▶ **Instructions for the task**
Bring together all lines of the material below that contain the string "îmbracă".

▶ **Provided entries**
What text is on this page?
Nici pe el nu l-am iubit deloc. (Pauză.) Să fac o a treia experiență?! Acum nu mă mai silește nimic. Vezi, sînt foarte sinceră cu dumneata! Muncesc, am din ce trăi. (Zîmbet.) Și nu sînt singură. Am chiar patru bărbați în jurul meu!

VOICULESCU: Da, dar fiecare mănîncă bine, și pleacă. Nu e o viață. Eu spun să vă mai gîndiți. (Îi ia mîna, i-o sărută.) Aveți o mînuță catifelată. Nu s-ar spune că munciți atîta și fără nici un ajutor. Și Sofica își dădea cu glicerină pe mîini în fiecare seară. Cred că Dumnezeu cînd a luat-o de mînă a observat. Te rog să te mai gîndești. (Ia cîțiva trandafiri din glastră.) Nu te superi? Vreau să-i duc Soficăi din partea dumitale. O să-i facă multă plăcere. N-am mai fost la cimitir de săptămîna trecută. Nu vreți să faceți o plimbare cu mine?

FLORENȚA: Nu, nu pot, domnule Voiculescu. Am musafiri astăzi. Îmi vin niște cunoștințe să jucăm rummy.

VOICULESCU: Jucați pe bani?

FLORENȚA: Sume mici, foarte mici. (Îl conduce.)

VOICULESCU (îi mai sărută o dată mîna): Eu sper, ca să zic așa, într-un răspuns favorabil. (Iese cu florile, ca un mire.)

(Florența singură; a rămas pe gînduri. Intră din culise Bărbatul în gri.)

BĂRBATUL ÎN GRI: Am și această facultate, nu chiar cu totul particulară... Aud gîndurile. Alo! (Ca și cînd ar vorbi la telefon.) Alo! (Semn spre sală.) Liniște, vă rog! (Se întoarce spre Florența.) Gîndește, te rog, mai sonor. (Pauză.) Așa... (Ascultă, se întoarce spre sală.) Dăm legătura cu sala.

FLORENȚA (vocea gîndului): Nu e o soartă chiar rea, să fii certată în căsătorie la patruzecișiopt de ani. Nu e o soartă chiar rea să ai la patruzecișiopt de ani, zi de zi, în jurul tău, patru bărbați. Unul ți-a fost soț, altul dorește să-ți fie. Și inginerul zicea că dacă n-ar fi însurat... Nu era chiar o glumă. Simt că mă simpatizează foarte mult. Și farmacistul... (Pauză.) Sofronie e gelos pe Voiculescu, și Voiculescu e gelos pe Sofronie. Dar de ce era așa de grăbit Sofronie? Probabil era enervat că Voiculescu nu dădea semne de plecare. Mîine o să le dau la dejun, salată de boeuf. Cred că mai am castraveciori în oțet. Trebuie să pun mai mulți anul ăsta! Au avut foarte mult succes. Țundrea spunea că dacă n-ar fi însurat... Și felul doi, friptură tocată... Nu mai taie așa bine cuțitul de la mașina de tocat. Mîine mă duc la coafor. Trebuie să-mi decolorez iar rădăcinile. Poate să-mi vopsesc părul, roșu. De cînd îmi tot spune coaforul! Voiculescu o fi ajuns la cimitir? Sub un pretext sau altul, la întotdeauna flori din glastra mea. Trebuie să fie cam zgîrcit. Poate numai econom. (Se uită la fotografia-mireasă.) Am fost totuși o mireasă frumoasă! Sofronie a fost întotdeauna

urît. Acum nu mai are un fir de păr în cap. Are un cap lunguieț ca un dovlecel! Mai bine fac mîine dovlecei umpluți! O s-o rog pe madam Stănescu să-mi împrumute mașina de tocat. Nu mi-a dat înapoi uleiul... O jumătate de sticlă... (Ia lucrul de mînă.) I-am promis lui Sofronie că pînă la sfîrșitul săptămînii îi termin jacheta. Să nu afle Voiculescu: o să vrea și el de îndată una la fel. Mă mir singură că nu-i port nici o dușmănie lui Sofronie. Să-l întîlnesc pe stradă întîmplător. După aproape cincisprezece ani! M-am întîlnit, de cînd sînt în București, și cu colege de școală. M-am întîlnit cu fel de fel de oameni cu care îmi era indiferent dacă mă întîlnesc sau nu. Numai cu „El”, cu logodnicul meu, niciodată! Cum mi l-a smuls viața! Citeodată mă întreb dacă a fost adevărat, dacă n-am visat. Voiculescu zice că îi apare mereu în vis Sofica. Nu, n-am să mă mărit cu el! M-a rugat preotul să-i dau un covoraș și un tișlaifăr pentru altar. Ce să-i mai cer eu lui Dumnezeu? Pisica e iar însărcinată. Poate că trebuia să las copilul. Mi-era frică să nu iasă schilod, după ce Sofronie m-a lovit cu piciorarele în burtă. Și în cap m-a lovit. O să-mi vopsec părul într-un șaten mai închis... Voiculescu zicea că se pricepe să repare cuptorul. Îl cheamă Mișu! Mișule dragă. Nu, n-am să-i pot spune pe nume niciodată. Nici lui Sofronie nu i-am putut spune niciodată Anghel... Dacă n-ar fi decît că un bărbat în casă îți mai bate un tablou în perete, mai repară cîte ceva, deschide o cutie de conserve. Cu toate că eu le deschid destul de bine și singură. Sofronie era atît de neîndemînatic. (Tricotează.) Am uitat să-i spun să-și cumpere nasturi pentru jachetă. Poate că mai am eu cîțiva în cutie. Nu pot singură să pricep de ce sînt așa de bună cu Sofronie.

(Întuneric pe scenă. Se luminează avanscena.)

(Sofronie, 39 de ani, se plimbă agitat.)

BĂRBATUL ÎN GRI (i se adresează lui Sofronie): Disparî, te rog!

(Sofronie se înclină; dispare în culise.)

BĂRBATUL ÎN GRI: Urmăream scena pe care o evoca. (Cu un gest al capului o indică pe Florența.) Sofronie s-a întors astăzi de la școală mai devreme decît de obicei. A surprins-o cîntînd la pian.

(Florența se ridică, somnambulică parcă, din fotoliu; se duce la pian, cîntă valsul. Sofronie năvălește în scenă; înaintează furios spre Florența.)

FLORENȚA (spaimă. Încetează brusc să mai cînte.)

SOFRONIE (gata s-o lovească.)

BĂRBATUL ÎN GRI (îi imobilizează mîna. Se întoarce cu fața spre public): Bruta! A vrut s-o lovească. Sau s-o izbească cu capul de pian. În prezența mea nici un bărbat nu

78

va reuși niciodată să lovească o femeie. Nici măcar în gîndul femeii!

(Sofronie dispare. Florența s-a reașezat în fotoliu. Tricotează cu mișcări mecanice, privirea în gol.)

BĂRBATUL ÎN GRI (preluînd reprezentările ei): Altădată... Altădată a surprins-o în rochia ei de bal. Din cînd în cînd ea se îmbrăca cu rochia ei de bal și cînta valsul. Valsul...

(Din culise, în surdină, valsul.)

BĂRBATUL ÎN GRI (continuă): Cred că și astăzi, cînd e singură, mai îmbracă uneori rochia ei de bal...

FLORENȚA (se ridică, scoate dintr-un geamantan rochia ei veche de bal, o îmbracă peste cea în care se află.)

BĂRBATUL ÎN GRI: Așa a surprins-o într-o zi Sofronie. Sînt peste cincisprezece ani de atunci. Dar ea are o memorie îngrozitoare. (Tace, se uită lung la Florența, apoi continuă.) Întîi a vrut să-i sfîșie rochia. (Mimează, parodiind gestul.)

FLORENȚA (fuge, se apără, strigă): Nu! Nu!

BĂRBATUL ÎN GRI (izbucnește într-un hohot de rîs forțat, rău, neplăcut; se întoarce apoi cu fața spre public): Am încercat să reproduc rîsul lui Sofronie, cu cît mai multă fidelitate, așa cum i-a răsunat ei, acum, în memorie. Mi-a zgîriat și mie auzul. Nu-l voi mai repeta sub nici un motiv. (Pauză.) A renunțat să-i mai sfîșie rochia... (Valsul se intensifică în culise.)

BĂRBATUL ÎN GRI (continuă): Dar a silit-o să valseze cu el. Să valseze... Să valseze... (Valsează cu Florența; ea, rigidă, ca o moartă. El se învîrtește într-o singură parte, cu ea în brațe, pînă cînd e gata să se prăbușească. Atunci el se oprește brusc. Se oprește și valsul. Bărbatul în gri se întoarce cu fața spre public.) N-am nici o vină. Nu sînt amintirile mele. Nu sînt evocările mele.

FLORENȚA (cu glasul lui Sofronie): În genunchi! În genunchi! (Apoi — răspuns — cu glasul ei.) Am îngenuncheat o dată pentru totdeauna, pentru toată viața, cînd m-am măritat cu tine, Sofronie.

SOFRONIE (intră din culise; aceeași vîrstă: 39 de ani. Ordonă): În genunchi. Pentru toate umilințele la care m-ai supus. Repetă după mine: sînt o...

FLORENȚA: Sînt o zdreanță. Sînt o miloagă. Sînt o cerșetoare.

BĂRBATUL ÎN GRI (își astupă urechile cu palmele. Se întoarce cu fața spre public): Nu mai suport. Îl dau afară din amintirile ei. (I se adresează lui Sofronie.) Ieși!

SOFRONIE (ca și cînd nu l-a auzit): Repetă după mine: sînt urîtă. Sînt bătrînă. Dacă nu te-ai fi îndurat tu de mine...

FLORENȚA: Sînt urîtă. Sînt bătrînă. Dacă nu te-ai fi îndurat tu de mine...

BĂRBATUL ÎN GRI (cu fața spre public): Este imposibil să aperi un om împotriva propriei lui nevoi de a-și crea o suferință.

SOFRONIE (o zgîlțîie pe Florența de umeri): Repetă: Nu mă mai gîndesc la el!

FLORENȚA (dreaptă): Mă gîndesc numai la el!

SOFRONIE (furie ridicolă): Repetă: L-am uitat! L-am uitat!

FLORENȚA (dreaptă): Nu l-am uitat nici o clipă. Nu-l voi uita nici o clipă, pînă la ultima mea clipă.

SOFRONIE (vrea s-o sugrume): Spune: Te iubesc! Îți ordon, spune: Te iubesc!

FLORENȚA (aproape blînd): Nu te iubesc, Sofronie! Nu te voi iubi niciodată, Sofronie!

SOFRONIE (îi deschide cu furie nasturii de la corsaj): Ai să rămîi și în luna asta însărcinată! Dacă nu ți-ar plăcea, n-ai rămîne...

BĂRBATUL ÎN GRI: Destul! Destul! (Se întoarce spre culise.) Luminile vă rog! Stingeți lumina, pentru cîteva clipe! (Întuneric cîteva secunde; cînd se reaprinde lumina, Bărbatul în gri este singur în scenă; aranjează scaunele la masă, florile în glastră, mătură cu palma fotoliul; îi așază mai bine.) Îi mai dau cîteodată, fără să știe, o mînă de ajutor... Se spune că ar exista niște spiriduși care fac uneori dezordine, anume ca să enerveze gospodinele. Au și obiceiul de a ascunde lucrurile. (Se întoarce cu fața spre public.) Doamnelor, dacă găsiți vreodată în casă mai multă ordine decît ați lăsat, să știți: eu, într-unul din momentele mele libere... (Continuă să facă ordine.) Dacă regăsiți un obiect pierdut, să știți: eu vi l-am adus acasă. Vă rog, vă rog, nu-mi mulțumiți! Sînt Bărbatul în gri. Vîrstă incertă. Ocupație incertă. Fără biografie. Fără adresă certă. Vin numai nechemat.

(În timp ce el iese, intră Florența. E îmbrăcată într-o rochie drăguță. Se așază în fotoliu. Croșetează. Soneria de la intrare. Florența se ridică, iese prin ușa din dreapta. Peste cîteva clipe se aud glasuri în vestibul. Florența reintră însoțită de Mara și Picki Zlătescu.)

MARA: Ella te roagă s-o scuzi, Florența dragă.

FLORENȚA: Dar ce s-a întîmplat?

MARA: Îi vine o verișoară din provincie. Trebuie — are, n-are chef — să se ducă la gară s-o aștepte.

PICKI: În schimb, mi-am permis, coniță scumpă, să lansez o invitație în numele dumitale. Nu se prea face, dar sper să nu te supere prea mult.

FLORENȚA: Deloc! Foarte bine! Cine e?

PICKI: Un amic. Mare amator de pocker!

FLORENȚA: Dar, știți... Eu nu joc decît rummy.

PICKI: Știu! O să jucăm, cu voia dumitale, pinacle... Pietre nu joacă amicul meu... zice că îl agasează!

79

▶ **Solution for this task**
BĂRBATUL ÎN GRI (continuă): Cred că și astăzi, cînd e singură, mai îmbracă uneori rochia ei de bal...
FLORENȚA (se ridică, scoate dintr-un geamantan rochia ei veche de bal, o îmbracă peste cea în care se află.)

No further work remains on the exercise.